§ **Directives**
1) In the pub/sub documentation, when the force parameter of Topic.publish() is left at its default of False, under what condition is a value distributed?
2) Reproduce word for word the stretch of the pub/sub documentation from "This is the" through "a Pub/Sub environment.".

§ **Provided passage**

= = = = =

It can also be a method when you prefer an OO-style:

class Demo:

  def demo_oo_cb(self, val, topic):
      print("Method-demo: I (%s) got '%s' from topic %s" %(self, val, topic))

See also

Threads¶

You might be wondering about threads: are they needed, essential of even possible?
The simple answer is: It’s an “(I) don’t care!”

It is also depending on the implementation. The shown implementation does not need, nor use threads. Remember, the (main) goal is to decouple (modules) and make it a scalable solution. Effectively, the Publisher is calling the callback of the Subscribers (in a loop); like in a conventional, direct call solution.
That callback will run in the same thread as the Publisher, though it can schedule some work on another thread. For example, with a ThreadPoolExecutor.

Notwithstanding, it might be beneficial to include a ThreadPoolExecutor (or any other concurrency concept) within the implementation of Topic. Then, the runtime of t.publish() can be controlled; even become RealTime.

Questionnaire¶

Why can the runtime of t.publish be unbound?
Give an example. (in this implementation).
Why isn’t a threading implementation not always better?
Give an example of on when t.publish() with threads is slower as the current one

The Pub/Sub API¶

This is the API (and implementation) of a simple Topic class; as used in Use.

Topic¶

class pubsub.Topic¶

A Topic is like a channel to distribute information (events), in a Pub/Sub environment.

This will decouple the pubsub.AbstractType.Publisher from the pubsub.AbstractType.Subscriber (in both directions).

On one side is a Publisher that provides ‘data’ (value’s, events, …).
The other side has Subscribers who subscribe to the topic (with callbacks).
Both Publisher and Subscriber are abstract types; there is no concrete class (needed).
Any module that calls publish() is called a Publisher; likewise, a Subscriber is anyone calling subscribe().
Commonly there is only one Publisher (for a given Topic); that is not mandatory, however.

Topic.publish(value, force=False):: This method is called by the Publisher, whenever a new value is to be shared. When force is False (default), the value will only be distributed when it differs from the previous value. To force distribution, set force to True.

Topic.subscribe(callback):

This method is called by all Subscribers to register a callback, which is called on new ‘data’.

The passed callback (any callable, like a callback_function_type() callback_method_type()) will be called when ‘data’ is available. It has a signature like:

def callback([self,] value, topic):

Where value is the ‘data’ passed to publish() and ‘topic’ is the Topic instance, use to route it.

When the callback is a method, the self parameter is automagically remembered by Python. For function-callbacks, leave it out.

Supporting types¶

Both the Publisher and the Subscribers are Abstract Types.

= = = = =

§ **Data supplied**
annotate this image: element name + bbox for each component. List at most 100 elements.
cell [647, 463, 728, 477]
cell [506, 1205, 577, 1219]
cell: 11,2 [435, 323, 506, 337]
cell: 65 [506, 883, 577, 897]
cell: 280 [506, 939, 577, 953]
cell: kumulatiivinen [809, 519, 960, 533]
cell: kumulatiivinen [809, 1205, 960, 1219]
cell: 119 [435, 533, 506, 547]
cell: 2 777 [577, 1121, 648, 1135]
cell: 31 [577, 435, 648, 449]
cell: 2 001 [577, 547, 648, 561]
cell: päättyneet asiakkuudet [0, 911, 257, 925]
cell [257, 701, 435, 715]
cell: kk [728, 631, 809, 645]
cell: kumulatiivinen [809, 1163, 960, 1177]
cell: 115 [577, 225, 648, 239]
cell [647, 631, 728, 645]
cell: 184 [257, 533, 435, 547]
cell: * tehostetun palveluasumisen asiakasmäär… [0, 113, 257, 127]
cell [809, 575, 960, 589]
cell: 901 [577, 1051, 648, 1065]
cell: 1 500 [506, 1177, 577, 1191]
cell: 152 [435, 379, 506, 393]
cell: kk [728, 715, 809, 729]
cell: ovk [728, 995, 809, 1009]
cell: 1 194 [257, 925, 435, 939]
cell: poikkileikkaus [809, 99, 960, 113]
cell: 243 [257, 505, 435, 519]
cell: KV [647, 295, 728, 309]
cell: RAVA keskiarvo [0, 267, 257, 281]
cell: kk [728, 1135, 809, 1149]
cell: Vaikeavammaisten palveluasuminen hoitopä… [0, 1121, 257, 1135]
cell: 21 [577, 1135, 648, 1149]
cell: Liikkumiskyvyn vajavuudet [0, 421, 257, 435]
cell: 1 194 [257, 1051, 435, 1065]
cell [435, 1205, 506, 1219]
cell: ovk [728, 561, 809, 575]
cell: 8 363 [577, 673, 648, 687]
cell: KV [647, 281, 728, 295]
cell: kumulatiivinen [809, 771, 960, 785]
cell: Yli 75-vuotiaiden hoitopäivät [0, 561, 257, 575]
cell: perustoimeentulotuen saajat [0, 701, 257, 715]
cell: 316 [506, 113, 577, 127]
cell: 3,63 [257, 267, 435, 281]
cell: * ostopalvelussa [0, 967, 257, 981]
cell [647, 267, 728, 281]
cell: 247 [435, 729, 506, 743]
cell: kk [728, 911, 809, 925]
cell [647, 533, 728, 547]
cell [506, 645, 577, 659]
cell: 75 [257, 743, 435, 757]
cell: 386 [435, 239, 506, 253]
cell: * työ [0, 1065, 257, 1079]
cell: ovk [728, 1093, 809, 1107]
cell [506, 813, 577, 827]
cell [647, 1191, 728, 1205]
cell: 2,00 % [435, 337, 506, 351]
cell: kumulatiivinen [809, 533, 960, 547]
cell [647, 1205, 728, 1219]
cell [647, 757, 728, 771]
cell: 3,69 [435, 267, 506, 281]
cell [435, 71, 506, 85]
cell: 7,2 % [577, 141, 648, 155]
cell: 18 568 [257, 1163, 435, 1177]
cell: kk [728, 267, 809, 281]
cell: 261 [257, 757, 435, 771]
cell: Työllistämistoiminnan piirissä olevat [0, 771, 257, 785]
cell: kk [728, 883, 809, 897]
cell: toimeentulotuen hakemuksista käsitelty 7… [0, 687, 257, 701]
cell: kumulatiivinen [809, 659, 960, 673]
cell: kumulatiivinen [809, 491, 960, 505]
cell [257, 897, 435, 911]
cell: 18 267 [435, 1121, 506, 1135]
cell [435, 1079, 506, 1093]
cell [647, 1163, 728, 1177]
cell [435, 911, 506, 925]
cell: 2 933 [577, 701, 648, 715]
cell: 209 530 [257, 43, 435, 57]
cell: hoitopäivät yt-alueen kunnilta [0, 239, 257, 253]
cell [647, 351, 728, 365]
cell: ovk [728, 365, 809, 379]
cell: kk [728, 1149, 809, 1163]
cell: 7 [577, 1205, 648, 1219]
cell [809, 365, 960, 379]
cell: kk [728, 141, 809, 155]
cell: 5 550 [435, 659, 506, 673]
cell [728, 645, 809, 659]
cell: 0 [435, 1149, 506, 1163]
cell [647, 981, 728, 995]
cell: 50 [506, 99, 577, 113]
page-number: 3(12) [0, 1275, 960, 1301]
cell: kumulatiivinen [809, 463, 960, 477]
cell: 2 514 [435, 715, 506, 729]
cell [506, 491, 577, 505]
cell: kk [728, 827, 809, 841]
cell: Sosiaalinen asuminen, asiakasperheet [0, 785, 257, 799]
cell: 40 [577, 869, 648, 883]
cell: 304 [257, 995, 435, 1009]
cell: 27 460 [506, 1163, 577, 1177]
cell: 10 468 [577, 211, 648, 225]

= = = = =

§ **Per-task answers**
1) Only when it differs from the previous value.

2)
This is the API (and implementation) of a simple Topic class; as used in Use.

Topic¶

class pubsub.Topic¶

A Topic is like a channel to distribute information (events), in a Pub/Sub environment.